[Data entries]
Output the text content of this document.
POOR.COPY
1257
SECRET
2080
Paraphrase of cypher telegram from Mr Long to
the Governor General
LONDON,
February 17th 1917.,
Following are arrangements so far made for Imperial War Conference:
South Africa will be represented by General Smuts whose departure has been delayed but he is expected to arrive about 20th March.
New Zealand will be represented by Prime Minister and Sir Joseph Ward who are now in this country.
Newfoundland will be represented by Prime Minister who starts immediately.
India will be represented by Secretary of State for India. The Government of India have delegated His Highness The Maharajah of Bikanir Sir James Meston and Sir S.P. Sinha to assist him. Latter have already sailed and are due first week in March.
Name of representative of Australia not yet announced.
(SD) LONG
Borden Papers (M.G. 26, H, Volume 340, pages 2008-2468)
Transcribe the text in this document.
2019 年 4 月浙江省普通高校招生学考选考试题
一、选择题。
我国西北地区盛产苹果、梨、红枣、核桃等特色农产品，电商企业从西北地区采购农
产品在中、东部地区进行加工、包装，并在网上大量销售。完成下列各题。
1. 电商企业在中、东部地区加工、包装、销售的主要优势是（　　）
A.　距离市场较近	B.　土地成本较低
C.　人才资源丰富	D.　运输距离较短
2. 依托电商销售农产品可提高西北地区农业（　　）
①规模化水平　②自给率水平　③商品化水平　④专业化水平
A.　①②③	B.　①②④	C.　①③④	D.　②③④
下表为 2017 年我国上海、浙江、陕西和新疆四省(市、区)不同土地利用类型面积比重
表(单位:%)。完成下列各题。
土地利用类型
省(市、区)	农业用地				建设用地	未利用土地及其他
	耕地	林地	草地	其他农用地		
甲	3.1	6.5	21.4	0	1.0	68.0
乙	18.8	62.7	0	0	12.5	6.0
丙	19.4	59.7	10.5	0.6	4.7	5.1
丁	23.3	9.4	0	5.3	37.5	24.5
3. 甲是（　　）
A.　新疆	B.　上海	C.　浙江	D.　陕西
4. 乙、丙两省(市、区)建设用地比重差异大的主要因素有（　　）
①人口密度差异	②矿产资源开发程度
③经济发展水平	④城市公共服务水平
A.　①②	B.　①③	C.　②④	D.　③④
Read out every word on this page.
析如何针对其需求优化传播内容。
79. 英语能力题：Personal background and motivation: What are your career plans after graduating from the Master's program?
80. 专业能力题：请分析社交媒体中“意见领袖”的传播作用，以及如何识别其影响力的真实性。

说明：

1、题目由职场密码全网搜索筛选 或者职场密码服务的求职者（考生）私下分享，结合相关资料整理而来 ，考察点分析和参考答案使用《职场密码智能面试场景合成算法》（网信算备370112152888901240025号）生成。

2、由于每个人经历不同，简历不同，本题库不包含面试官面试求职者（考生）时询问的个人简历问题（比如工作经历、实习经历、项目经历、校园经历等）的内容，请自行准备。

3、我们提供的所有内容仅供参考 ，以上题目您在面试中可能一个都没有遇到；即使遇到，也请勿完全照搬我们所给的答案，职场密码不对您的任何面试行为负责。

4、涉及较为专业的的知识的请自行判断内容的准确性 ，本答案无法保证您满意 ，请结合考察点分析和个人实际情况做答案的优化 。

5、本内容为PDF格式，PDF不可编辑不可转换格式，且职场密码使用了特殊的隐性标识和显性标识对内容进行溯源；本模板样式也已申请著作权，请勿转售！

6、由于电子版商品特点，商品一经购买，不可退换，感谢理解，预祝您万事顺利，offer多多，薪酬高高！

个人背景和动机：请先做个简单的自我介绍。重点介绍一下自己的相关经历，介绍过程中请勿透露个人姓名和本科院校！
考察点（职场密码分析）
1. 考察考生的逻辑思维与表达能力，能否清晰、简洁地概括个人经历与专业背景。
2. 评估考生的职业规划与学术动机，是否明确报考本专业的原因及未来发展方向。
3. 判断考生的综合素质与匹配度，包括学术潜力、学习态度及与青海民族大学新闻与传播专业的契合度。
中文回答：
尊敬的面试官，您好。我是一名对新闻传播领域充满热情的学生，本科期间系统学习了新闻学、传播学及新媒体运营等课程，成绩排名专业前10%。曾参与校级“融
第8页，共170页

What is required → Read through the lines above and collect those that contain the string "will".

Expected output →
South Africa will be represented by General Smuts whose departure has been delayed but he is expected to arrive about 20th March.
New Zealand will be represented by Prime Minister and Sir Joseph Ward who are now in this country.
Newfoundland will be represented by Prime Minister who starts immediately.
India will be represented by Secretary of State for India. The Government of India have delegated His Highness The Maharajah of Bikanir Sir James Meston and Sir S.P. Sinha to assist him. Latter have already sailed and are due first week in March.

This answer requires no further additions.